(The task) Restate the entire listing word for word.

++++++++++

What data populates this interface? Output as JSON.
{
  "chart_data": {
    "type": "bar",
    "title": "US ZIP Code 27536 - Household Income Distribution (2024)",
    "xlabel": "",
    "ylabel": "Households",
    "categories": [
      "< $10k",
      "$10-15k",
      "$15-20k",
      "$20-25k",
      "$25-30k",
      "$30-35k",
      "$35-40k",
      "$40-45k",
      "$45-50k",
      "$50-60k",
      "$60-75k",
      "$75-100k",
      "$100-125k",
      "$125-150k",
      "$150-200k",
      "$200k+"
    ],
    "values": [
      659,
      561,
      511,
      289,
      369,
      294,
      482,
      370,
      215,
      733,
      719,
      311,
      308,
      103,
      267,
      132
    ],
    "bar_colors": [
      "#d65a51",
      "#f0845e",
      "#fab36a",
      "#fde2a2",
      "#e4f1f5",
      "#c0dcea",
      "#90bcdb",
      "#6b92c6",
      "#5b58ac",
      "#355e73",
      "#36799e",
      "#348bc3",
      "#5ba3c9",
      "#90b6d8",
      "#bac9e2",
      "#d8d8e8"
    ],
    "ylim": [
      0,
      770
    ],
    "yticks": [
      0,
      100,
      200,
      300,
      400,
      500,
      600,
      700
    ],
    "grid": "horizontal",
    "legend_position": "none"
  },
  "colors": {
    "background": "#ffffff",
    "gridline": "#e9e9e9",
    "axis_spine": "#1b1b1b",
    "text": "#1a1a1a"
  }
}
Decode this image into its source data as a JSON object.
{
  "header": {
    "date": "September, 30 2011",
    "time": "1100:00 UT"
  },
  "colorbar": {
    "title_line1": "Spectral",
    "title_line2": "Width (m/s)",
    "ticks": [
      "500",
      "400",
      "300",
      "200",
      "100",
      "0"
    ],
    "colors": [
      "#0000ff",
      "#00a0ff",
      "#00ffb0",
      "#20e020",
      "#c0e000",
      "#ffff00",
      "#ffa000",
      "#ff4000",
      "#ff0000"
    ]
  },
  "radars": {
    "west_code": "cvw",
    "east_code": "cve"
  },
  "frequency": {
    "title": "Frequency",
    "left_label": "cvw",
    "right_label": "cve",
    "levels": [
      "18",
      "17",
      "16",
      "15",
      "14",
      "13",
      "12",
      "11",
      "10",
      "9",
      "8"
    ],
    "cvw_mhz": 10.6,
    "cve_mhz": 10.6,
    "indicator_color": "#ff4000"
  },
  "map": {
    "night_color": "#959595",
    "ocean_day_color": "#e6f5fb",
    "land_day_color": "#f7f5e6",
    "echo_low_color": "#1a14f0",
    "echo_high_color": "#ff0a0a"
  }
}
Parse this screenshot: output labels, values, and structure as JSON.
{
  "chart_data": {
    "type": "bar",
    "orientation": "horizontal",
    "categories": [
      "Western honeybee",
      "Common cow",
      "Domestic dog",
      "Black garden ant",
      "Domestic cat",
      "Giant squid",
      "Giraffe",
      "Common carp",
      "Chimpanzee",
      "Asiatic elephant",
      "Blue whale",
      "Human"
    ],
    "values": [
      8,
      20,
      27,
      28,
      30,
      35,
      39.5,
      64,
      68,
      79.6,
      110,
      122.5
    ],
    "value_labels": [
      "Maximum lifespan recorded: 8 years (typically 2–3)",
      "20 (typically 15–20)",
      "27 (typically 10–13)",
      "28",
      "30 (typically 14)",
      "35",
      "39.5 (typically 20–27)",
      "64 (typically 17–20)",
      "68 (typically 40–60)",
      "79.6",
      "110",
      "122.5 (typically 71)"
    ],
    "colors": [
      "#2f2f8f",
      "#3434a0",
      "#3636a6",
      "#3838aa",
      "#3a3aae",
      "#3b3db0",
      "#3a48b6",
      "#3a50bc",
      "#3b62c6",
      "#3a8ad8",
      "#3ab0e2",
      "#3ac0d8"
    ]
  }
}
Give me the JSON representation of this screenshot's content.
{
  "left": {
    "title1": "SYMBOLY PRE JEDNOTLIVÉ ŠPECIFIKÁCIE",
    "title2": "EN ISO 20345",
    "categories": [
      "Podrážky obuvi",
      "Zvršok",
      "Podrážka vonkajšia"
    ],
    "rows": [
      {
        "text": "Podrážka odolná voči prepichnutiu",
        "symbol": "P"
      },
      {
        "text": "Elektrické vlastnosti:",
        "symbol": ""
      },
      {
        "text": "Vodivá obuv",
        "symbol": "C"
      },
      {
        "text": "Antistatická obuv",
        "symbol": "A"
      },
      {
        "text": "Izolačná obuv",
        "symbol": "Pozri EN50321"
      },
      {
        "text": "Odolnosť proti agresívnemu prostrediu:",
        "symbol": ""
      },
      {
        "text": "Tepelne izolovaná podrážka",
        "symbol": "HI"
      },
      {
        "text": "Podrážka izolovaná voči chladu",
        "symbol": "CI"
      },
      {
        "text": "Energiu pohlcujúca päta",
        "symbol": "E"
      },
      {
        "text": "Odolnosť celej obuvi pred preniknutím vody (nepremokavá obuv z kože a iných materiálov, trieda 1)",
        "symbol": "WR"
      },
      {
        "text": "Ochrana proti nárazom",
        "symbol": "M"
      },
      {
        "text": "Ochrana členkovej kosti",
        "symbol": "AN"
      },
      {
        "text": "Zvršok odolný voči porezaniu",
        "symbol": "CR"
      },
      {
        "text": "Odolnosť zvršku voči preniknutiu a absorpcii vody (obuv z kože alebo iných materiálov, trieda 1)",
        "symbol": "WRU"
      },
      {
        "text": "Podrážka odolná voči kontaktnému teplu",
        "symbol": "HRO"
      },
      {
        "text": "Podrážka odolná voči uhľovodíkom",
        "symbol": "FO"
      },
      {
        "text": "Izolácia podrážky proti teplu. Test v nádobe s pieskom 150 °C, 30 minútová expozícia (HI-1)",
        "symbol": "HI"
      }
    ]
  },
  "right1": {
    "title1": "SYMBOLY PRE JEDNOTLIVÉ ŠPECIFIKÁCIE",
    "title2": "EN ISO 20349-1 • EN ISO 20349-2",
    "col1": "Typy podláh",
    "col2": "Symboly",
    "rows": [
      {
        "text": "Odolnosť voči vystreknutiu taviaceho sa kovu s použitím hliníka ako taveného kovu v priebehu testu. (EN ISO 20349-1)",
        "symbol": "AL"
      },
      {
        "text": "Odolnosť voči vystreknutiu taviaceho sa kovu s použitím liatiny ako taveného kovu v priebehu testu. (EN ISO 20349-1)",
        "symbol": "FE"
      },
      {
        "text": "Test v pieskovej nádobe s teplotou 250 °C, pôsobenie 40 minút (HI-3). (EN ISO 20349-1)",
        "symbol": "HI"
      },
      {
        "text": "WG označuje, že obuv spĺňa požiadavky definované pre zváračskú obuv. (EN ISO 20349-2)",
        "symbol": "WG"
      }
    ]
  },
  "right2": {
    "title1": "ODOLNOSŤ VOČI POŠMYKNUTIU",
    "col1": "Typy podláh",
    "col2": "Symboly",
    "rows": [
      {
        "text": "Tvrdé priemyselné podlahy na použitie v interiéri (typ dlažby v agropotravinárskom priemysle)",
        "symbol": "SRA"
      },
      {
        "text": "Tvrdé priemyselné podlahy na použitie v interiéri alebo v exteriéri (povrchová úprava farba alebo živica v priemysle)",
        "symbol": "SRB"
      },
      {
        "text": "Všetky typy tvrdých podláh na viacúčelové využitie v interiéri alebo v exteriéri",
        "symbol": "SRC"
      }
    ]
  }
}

++++++++++

(Worked solution)
What data populates this interface? Output as JSON.
{
  "chart_data": {
    "type": "bar",
    "title": "US ZIP Code 27536 - Household Income Distribution (2024)",
    "xlabel": "",
    "ylabel": "Households",
    "categories": [
      "< $10k",
      "$10-15k",
      "$15-20k",
      "$20-25k",
      "$25-30k",
      "$30-35k",
      "$35-40k",
      "$40-45k",
      "$45-50k",
      "$50-60k",
      "$60-75k",
      "$75-100k",
      "$100-125k",
      "$125-150k",
      "$150-200k",
      "$200k+"
    ],
    "values": [
      659,
      561,
      511,
      289,
      369,
      294,
      482,
      370,
      215,
      733,
      719,
      311,
      308,
      103,
      267,
      132
    ],
    "bar_colors": [
      "#d65a51",
      "#f0845e",
      "#fab36a",
      "#fde2a2",
      "#e4f1f5",
      "#c0dcea",
      "#90bcdb",
      "#6b92c6",
      "#5b58ac",
      "#355e73",
      "#36799e",
      "#348bc3",
      "#5ba3c9",
      "#90b6d8",
      "#bac9e2",
      "#d8d8e8"
    ],
    "ylim": [
      0,
      770
    ],
    "yticks": [
      0,
      100,
      200,
      300,
      400,
      500,
      600,
      700
    ],
    "grid": "horizontal",
    "legend_position": "none"
  },
  "colors": {
    "background": "#ffffff",
    "gridline": "#e9e9e9",
    "axis_spine": "#1b1b1b",
    "text": "#1a1a1a"
  }
}
Decode this image into its source data as a JSON object.
{
  "header": {
    "date": "September, 30 2011",
    "time": "1100:00 UT"
  },
  "colorbar": {
    "title_line1": "Spectral",
    "title_line2": "Width (m/s)",
    "ticks": [
      "500",
      "400",
      "300",
      "200",
      "100",
      "0"
    ],
    "colors": [
      "#0000ff",
      "#00a0ff",
      "#00ffb0",
      "#20e020",
      "#c0e000",
      "#ffff00",
      "#ffa000",
      "#ff4000",
      "#ff0000"
    ]
  },
  "radars": {
    "west_code": "cvw",
    "east_code": "cve"
  },
  "frequency": {
    "title": "Frequency",
    "left_label": "cvw",
    "right_label": "cve",
    "levels": [
      "18",
      "17",
      "16",
      "15",
      "14",
      "13",
      "12",
      "11",
      "10",
      "9",
      "8"
    ],
    "cvw_mhz": 10.6,
    "cve_mhz": 10.6,
    "indicator_color": "#ff4000"
  },
  "map": {
    "night_color": "#959595",
    "ocean_day_color": "#e6f5fb",
    "land_day_color": "#f7f5e6",
    "echo_low_color": "#1a14f0",
    "echo_high_color": "#ff0a0a"
  }
}
Parse this screenshot: output labels, values, and structure as JSON.
{
  "chart_data": {
    "type": "bar",
    "orientation": "horizontal",
    "categories": [
      "Western honeybee",
      "Common cow",
      "Domestic dog",
      "Black garden ant",
      "Domestic cat",
      "Giant squid",
      "Giraffe",
      "Common carp",
      "Chimpanzee",
      "Asiatic elephant",
      "Blue whale",
      "Human"
    ],
    "values": [
      8,
      20,
      27,
      28,
      30,
      35,
      39.5,
      64,
      68,
      79.6,
      110,
      122.5
    ],
    "value_labels": [
      "Maximum lifespan recorded: 8 years (typically 2–3)",
      "20 (typically 15–20)",
      "27 (typically 10–13)",
      "28",
      "30 (typically 14)",
      "35",
      "39.5 (typically 20–27)",
      "64 (typically 17–20)",
      "68 (typically 40–60)",
      "79.6",
      "110",
      "122.5 (typically 71)"
    ],
    "colors": [
      "#2f2f8f",
      "#3434a0",
      "#3636a6",
      "#3838aa",
      "#3a3aae",
      "#3b3db0",
      "#3a48b6",
      "#3a50bc",
      "#3b62c6",
      "#3a8ad8",
      "#3ab0e2",
      "#3ac0d8"
    ]
  }
}
Give me the JSON representation of this screenshot's content.
{
  "left": {
    "title1": "SYMBOLY PRE JEDNOTLIVÉ ŠPECIFIKÁCIE",
    "title2": "EN ISO 20345",
    "categories": [
      "Podrážky obuvi",
      "Zvršok",
      "Podrážka vonkajšia"
    ],
    "rows": [
      {
        "text": "Podrážka odolná voči prepichnutiu",
        "symbol": "P"
      },
      {
        "text": "Elektrické vlastnosti:",
        "symbol": ""
      },
      {
        "text": "Vodivá obuv",
        "symbol": "C"
      },
      {
        "text": "Antistatická obuv",
        "symbol": "A"
      },
      {
        "text": "Izolačná obuv",
        "symbol": "Pozri EN50321"
      },
      {
        "text": "Odolnosť proti agresívnemu prostrediu:",
        "symbol": ""
      },
      {
        "text": "Tepelne izolovaná podrážka",
        "symbol": "HI"
      },
      {
        "text": "Podrážka izolovaná voči chladu",
        "symbol": "CI"
      },
      {
        "text": "Energiu pohlcujúca päta",
        "symbol": "E"
      },
      {
        "text": "Odolnosť celej obuvi pred preniknutím vody (nepremokavá obuv z kože a iných materiálov, trieda 1)",
        "symbol": "WR"
      },
      {
        "text": "Ochrana proti nárazom",
        "symbol": "M"
      },
      {
        "text": "Ochrana členkovej kosti",
        "symbol": "AN"
      },
      {
        "text": "Zvršok odolný voči porezaniu",
        "symbol": "CR"
      },
      {
        "text": "Odolnosť zvršku voči preniknutiu a absorpcii vody (obuv z kože alebo iných materiálov, trieda 1)",
        "symbol": "WRU"
      },
      {
        "text": "Podrážka odolná voči kontaktnému teplu",
        "symbol": "HRO"
      },
      {
        "text": "Podrážka odolná voči uhľovodíkom",
        "symbol": "FO"
      },
      {
        "text": "Izolácia podrážky proti teplu. Test v nádobe s pieskom 150 °C, 30 minútová expozícia (HI-1)",
        "symbol": "HI"
      }
    ]
  },
  "right1": {
    "title1": "SYMBOLY PRE JEDNOTLIVÉ ŠPECIFIKÁCIE",
    "title2": "EN ISO 20349-1 • EN ISO 20349-2",
    "col1": "Typy podláh",
    "col2": "Symboly",
    "rows": [
      {
        "text": "Odolnosť voči vystreknutiu taviaceho sa kovu s použitím hliníka ako taveného kovu v priebehu testu. (EN ISO 20349-1)",
        "symbol": "AL"
      },
      {
        "text": "Odolnosť voči vystreknutiu taviaceho sa kovu s použitím liatiny ako taveného kovu v priebehu testu. (EN ISO 20349-1)",
        "symbol": "FE"
      },
      {
        "text": "Test v pieskovej nádobe s teplotou 250 °C, pôsobenie 40 minút (HI-3). (EN ISO 20349-1)",
        "symbol": "HI"
      },
      {
        "text": "WG označuje, že obuv spĺňa požiadavky definované pre zváračskú obuv. (EN ISO 20349-2)",
        "symbol": "WG"
      }
    ]
  },
  "right2": {
    "title1": "ODOLNOSŤ VOČI POŠMYKNUTIU",
    "col1": "Typy podláh",
    "col2": "Symboly",
    "rows": [
      {
        "text": "Tvrdé priemyselné podlahy na použitie v interiéri (typ dlažby v agropotravinárskom priemysle)",
        "symbol": "SRA"
      },
      {
        "text": "Tvrdé priemyselné podlahy na použitie v interiéri alebo v exteriéri (povrchová úprava farba alebo živica v priemysle)",
        "symbol": "SRB"
      },
      {
        "text": "Všetky typy tvrdých podláh na viacúčelové využitie v interiéri alebo v exteriéri",
        "symbol": "SRC"
      }
    ]
  }
}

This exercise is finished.